### EXERCISE
Read the lines that follow and tally those with the word "primärvårdsområde"; give the number and nothing else.

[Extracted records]
++++++

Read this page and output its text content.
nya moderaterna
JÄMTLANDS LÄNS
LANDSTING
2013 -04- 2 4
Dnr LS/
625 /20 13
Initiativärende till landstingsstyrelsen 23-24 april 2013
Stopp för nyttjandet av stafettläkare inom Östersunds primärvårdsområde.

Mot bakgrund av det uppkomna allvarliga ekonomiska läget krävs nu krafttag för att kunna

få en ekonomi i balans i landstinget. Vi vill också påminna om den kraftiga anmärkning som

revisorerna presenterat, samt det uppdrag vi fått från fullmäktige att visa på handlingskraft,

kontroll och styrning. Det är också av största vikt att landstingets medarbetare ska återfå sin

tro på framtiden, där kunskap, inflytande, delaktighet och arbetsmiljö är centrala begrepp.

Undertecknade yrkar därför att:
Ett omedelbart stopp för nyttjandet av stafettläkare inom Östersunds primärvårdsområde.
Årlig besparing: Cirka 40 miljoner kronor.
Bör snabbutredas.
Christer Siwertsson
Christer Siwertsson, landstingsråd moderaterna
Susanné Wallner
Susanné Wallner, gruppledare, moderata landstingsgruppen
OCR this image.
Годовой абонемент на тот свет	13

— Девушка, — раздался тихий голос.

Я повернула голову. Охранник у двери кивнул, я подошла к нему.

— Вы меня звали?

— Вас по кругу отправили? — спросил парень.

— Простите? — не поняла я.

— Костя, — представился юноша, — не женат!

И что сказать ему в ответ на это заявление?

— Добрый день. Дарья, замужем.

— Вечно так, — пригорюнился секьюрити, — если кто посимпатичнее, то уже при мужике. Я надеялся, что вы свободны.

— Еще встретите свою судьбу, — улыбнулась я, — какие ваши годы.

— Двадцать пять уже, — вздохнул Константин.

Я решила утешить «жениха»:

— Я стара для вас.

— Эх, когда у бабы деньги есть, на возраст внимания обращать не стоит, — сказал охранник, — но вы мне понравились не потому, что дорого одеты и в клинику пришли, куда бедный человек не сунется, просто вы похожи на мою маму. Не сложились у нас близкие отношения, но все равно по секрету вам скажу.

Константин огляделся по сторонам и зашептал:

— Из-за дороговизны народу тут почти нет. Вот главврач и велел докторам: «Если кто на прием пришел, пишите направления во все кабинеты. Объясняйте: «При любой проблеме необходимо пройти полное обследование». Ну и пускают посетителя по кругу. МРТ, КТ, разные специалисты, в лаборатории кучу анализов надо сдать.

++++++

### TASK RESULT
2